:: WHAT THE EXERCISE ASKS ::
Select all lines holding the word "Jobs" from the entries that follow.

[Stored items]
★ ★ ★ ★

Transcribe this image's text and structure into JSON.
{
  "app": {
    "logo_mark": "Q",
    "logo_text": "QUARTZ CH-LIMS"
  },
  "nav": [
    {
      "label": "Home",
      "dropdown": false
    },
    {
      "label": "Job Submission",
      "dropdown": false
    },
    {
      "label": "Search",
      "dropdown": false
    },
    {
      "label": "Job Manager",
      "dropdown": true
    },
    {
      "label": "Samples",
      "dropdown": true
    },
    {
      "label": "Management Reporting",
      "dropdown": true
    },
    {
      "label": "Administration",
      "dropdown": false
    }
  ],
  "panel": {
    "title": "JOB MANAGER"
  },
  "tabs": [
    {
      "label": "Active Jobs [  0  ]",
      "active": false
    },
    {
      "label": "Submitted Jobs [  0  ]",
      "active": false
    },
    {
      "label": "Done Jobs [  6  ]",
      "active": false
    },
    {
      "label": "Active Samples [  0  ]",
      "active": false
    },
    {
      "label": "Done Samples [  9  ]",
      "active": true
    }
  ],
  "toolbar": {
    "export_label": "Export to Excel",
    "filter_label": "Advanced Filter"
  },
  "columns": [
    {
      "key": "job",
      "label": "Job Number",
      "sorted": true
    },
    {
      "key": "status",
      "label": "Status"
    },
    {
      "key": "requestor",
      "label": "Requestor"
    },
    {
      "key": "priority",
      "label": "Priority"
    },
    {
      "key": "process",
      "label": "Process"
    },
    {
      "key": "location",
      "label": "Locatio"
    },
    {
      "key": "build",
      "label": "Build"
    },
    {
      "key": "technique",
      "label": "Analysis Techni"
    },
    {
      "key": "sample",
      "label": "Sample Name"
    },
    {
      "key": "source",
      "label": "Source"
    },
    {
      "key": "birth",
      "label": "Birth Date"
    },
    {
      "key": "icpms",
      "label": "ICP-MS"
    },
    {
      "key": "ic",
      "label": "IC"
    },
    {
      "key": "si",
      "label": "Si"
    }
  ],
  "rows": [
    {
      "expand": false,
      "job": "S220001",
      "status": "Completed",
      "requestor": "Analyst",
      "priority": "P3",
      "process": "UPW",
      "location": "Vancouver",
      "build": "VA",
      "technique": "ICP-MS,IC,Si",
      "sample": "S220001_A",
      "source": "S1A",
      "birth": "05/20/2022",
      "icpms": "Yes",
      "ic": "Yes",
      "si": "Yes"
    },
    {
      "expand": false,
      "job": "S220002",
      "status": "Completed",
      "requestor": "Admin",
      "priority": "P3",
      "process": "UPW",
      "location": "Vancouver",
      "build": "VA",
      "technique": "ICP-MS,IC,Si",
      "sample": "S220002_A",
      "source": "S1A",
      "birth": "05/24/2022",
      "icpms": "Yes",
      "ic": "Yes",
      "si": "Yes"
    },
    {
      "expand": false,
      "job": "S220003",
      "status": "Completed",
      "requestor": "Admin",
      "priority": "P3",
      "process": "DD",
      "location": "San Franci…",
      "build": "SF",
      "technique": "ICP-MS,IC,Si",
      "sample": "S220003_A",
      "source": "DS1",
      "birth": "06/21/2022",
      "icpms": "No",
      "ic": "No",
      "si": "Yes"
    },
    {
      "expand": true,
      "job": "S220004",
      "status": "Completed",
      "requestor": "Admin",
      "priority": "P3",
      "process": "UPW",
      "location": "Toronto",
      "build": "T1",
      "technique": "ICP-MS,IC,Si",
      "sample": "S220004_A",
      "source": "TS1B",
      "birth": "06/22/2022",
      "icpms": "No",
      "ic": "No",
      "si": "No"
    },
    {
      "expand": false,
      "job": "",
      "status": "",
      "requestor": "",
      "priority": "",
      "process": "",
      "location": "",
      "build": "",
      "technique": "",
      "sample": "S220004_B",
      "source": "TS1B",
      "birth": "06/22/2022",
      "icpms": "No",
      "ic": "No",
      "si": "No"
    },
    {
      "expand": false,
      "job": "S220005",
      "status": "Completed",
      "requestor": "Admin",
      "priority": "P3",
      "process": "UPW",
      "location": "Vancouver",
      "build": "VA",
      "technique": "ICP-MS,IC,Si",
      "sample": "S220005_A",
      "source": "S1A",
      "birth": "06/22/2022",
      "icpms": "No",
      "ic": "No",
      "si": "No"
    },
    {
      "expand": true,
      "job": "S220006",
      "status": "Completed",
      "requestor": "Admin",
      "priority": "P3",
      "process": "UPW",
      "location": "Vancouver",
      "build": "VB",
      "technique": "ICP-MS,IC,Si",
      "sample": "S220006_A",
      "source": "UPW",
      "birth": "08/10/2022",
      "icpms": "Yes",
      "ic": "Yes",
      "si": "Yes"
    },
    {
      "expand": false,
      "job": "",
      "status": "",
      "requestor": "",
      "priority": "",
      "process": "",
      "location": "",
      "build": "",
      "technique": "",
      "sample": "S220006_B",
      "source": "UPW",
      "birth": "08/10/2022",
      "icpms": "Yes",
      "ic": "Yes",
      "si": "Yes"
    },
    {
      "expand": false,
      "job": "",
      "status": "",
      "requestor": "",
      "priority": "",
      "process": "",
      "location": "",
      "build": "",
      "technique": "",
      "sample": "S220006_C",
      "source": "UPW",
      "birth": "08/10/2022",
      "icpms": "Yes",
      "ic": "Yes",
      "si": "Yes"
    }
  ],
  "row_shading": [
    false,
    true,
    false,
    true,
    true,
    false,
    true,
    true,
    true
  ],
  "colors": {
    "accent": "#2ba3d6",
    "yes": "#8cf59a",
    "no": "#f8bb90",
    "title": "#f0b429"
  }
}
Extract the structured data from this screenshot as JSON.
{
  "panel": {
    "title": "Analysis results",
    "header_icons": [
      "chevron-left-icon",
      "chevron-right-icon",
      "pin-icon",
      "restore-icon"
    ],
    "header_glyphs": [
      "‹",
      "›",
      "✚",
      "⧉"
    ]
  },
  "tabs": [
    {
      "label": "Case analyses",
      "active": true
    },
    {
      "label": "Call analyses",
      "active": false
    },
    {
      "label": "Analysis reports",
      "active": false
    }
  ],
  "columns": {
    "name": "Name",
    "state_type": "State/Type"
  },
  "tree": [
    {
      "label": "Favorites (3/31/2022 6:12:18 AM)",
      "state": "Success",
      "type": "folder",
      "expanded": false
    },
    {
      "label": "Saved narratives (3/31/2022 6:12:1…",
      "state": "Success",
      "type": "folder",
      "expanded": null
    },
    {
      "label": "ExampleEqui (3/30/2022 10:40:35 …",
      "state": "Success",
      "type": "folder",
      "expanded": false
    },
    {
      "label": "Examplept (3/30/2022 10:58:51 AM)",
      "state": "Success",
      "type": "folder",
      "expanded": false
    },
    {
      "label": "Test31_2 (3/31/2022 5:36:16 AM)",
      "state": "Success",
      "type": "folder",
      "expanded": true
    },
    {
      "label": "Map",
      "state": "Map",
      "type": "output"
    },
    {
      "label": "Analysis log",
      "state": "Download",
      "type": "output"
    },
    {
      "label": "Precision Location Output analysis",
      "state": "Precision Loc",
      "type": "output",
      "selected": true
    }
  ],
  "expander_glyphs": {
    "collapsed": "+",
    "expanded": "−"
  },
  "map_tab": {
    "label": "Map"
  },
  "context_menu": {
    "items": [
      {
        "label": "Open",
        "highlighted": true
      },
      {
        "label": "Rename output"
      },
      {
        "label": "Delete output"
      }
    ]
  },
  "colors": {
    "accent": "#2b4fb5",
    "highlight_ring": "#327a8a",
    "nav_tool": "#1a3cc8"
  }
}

★ ★ ★ ★

:: REPLY TO THE TASK ::
      "label": "Active Jobs [  0  ]",
      "label": "Submitted Jobs [  0  ]",
      "label": "Done Jobs [  6  ]",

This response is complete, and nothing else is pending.